• _Quoted text_

Improving the design of teacher evaluation systems

Editor’s Note:
This post originally appeared on U.S. News and World Report’s

Knowledge Bank


Weeks ago, researchers Matthew Kraft and Allison Gilmour released a new study demonstrating the “Widget Effect” is alive and well in our schools. Their study is a re-examination of TNTP’s influential 2009 study that coined the phrase, referring to the tendency to treat teachers as interchangeable widgets when they are known not to be.

The original study highlighted the disconnect between how education leaders and administrators perceive the effectiveness of the teacher workforce – with significant shares of both high and low performers – and the actual distribution of teacher ratings, which rated over 99 percent of teachers as effective or better.

Kraft and Gilmour’s new release is a needed update, as states have seen a flurry of legislation in the intervening years focused on revamping teacher evaluations. Yet, even with the updated evaluation systems, the new study only finds modest changes in the number of teachers rated effective or better (now 97 percent).

It is tempting to look at the tenacity of this Lake Wobegon effect and find fault with actors in the system somewhere. Indeed, Kraft and Gilmour conducted interviews with principals and identified several reasons for going soft on low-performing teachers, including time constraints, a reluctance to harm morale and personal discomfort. Yet, according to the study, principals’ tendency to tread lightly for some teachers does not appear to explain much of the gap between perception and ratings.

I argue that no small part of the gap still unexplained in the Kraft and Gilmour study is likely due to the actual design of the evaluation systems. Based on my prior work in teacher evaluation systems, both theoretical and in consultation for actual systems, I have found that systems’ designs commonly work in several ways that may end up undermining their purpose.

Where evaluations are intended to separate out high and low performers (and perhaps several shades in between), systems’ designs aggregate disparate measures in unintuitive ways and mask over underlying variations between individuals. No doubt many of these design features were intended to hone in on effectiveness using what is a relatively subjective evaluation process, but I personally have been surprised at how much a difference some of these seemingly innocuous design decisions can make. Let me briefly describe three features that seem innocent in theory, but could end up severely reducing much of the desired variation in an educator evaluation system.

Many evaluation items, all equally weighted

Identifying effective teaching is an inexact exercise, and most states have adopted multiple performance measures on the premise that no one measure adequately captures all of teaching. And even within a type of performance measure (for example, classroom observation), there are many individual items on the rubric where teachers are evaluated on discrete parts of teacher practice (like facilitating small-group instruction or assessing students’ understanding). In line with what Kraft and Gilmour find, evaluators tend to be stingy with low ratings and more liberal on high ratings, with most rated as “proficient,” even on these individual items.

• _Exercise set_
**A.** In the teacher evaluation article, what share of teachers does the new Kraft and Gilmour study find rated effective or better?
**B.** Format the rows as a JSON list of strings, one string per line and no blank lines, covering only the part that opens with the first row and closes with the row containing "decompose this screenshot", both included.

• _Excerpted data_
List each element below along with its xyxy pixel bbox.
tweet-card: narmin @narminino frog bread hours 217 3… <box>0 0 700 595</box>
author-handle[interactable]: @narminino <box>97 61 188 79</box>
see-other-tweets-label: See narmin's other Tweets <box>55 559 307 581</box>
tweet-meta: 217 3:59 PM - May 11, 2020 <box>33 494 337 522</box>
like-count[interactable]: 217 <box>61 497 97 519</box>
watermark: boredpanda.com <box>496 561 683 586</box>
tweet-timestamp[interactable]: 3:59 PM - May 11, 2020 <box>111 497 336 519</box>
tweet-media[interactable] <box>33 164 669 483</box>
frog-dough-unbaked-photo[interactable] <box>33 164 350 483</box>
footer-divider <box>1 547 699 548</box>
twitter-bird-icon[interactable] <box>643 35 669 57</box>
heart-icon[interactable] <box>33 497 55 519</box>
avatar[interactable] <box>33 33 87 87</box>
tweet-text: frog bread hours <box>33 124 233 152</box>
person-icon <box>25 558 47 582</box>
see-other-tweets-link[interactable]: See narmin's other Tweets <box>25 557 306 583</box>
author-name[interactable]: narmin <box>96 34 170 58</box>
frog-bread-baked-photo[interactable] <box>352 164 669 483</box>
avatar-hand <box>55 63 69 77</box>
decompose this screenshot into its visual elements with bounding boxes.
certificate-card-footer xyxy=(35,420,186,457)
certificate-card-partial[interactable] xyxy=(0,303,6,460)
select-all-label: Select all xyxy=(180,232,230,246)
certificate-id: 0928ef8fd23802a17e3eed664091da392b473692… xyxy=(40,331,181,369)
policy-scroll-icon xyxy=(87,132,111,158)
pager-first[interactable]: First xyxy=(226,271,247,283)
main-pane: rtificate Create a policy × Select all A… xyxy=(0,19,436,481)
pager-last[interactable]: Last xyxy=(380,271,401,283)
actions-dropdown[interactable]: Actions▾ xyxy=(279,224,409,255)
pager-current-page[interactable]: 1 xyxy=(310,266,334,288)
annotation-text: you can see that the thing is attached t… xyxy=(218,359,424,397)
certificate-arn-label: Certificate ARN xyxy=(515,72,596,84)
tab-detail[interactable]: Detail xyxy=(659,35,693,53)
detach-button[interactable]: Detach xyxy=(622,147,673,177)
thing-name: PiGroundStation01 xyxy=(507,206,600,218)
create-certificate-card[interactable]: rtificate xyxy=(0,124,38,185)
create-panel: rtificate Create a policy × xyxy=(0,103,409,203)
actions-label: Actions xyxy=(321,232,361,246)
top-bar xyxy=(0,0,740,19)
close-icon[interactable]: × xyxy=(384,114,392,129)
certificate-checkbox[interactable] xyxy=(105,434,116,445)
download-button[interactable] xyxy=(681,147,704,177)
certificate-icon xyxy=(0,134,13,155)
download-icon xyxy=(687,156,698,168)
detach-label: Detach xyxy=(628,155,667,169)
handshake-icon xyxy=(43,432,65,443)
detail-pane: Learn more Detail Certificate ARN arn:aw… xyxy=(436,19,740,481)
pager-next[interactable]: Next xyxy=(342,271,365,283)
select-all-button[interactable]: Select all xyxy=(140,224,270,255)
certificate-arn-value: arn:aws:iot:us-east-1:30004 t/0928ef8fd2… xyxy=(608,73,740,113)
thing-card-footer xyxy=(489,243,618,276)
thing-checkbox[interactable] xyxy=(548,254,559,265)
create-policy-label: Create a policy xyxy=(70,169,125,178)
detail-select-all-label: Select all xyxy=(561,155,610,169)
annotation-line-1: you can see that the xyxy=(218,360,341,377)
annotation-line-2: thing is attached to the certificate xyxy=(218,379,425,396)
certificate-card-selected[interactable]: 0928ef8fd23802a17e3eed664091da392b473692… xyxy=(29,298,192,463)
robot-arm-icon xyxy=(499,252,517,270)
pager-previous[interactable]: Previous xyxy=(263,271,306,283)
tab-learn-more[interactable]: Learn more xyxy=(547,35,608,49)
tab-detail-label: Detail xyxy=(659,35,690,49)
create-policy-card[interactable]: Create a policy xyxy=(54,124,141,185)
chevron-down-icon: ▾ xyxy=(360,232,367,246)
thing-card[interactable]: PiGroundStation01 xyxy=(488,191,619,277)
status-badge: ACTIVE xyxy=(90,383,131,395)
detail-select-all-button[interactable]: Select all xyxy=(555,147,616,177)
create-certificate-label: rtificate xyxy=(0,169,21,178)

• _Answers by task_
**A.** 97 percent

**B.**
[
  "List each element below along with its xyxy pixel bbox.",
  "tweet-card: narmin @narminino frog bread hours 217 3… <box>0 0 700 595</box>",
  "author-handle[interactable]: @narminino <box>97 61 188 79</box>",
  "see-other-tweets-label: See narmin's other Tweets <box>55 559 307 581</box>",
  "tweet-meta: 217 3:59 PM - May 11, 2020 <box>33 494 337 522</box>",
  "like-count[interactable]: 217 <box>61 497 97 519</box>",
  "watermark: boredpanda.com <box>496 561 683 586</box>",
  "tweet-timestamp[interactable]: 3:59 PM - May 11, 2020 <box>111 497 336 519</box>",
  "tweet-media[interactable] <box>33 164 669 483</box>",
  "frog-dough-unbaked-photo[interactable] <box>33 164 350 483</box>",
  "footer-divider <box>1 547 699 548</box>",
  "twitter-bird-icon[interactable] <box>643 35 669 57</box>",
  "heart-icon[interactable] <box>33 497 55 519</box>",
  "avatar[interactable] <box>33 33 87 87</box>",
  "tweet-text: frog bread hours <box>33 124 233 152</box>",
  "person-icon <box>25 558 47 582</box>",
  "see-other-tweets-link[interactable]: See narmin's other Tweets <box>25 557 306 583</box>",
  "author-name[interactable]: narmin <box>96 34 170 58</box>",
  "frog-bread-baked-photo[interactable] <box>352 164 669 483</box>",
  "avatar-hand <box>55 63 69 77</box>",
  "decompose this screenshot into its visual elements with bounding boxes."
]